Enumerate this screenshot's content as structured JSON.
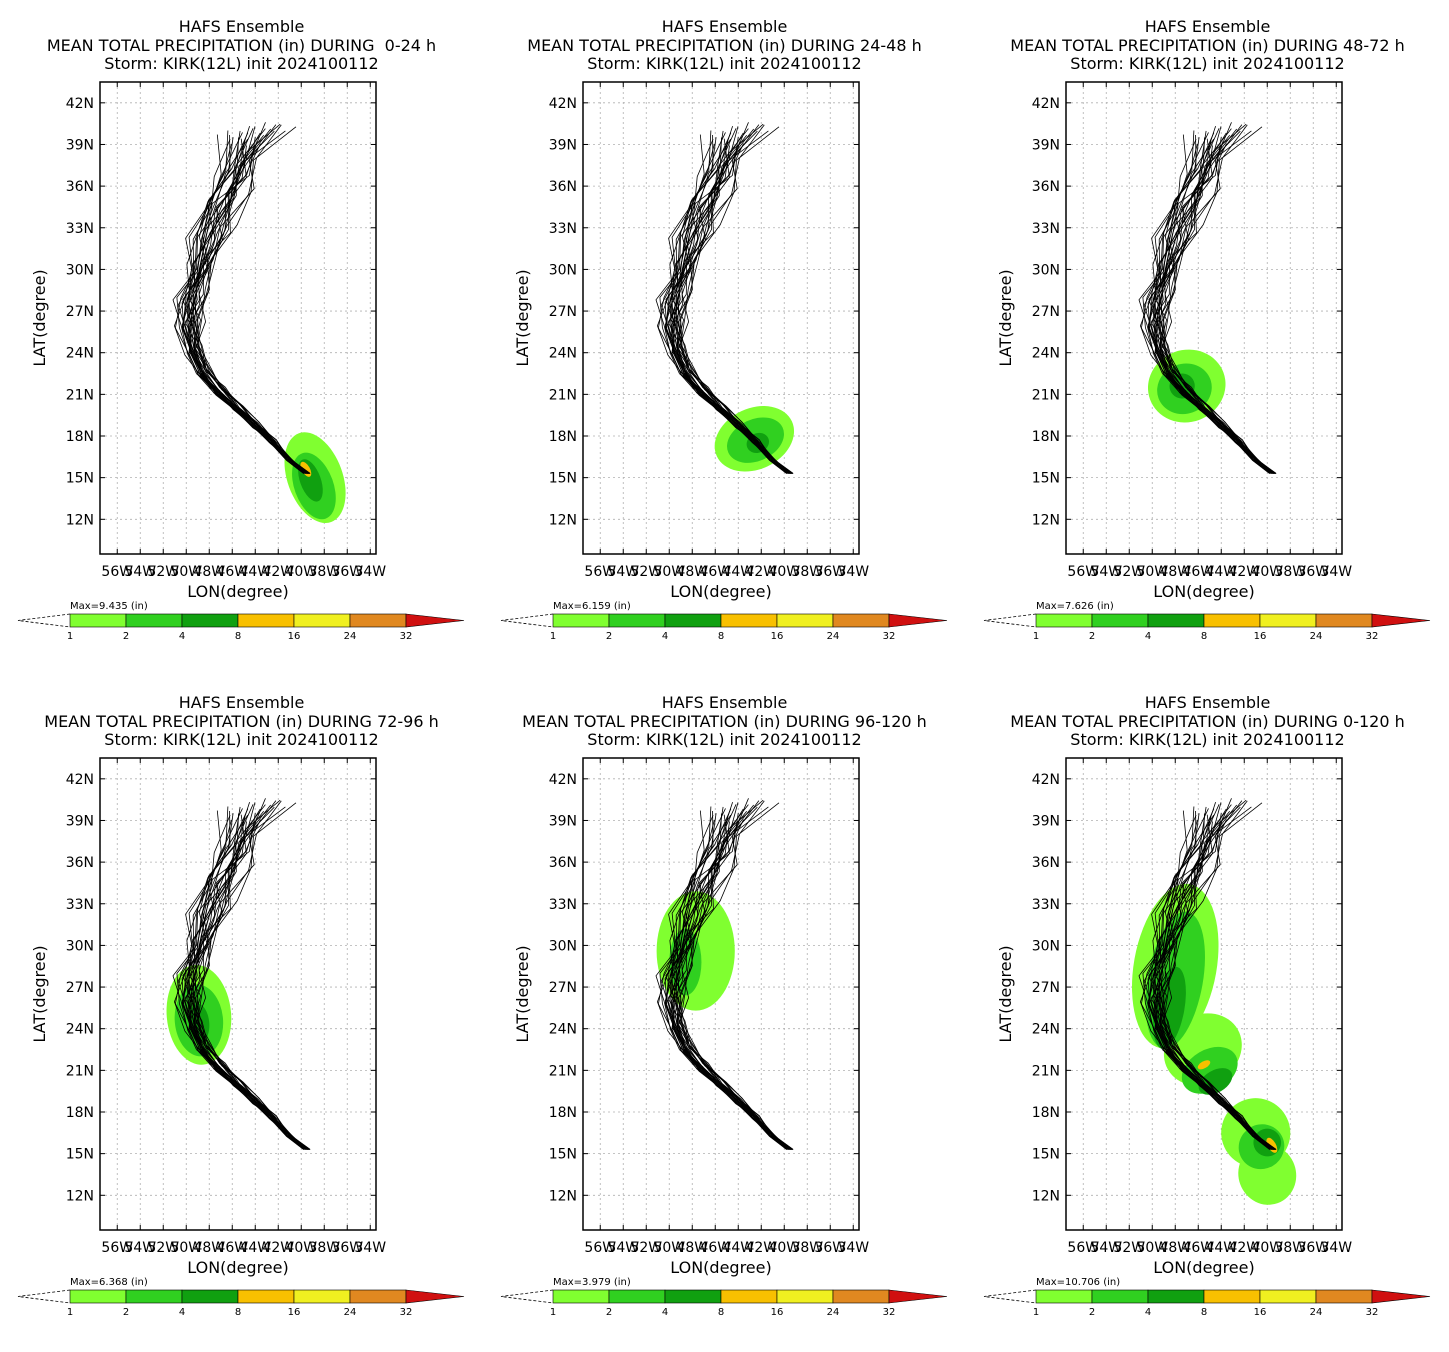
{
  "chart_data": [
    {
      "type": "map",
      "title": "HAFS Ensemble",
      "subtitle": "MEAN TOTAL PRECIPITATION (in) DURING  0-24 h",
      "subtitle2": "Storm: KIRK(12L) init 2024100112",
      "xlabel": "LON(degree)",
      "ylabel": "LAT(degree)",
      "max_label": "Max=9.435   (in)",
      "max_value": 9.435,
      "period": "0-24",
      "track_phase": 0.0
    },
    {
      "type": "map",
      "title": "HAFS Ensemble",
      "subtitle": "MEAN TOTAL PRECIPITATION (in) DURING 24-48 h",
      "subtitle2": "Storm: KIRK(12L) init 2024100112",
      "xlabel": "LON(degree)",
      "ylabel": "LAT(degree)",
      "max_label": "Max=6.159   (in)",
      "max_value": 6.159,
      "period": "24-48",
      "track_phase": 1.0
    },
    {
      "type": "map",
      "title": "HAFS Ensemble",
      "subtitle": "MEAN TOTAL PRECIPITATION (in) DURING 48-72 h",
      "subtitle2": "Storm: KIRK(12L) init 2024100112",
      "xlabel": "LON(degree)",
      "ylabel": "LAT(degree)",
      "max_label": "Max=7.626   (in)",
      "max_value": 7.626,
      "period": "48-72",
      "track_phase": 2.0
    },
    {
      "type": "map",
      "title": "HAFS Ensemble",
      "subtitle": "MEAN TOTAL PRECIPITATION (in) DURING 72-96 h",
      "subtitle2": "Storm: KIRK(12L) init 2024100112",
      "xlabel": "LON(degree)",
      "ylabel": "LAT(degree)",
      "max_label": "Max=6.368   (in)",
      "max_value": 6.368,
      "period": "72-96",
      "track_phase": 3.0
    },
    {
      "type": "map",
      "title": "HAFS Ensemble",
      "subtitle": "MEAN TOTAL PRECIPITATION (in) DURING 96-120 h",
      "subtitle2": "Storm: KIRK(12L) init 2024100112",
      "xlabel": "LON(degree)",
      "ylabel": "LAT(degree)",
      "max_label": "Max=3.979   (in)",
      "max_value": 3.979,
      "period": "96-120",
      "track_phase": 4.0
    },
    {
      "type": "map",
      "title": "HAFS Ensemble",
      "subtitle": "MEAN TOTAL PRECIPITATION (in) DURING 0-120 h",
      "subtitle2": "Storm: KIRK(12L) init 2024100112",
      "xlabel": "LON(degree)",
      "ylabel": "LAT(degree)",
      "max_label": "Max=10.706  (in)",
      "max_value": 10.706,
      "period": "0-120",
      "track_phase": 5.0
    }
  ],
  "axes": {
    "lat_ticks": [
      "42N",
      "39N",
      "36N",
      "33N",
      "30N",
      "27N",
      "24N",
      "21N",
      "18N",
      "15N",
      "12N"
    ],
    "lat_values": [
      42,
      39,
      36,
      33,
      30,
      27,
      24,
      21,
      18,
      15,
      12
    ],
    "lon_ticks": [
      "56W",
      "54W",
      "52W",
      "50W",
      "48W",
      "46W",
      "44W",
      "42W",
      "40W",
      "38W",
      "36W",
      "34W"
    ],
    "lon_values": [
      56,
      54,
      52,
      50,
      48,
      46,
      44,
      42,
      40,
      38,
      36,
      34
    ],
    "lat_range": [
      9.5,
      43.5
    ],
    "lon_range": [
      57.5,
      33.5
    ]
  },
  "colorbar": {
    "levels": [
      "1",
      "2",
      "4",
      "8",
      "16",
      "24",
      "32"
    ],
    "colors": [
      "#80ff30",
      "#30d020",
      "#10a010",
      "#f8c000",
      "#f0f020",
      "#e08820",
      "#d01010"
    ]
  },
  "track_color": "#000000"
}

== == ==

From the records above, copy every line that holds the word "DURING".

**Final result**
      "subtitle": "MEAN TOTAL PRECIPITATION (in) DURING  0-24 h",
      "subtitle": "MEAN TOTAL PRECIPITATION (in) DURING 24-48 h",
      "subtitle": "MEAN TOTAL PRECIPITATION (in) DURING 48-72 h",
      "subtitle": "MEAN TOTAL PRECIPITATION (in) DURING 72-96 h",
      "subtitle": "MEAN TOTAL PRECIPITATION (in) DURING 96-120 h",
      "subtitle": "MEAN TOTAL PRECIPITATION (in) DURING 0-120 h",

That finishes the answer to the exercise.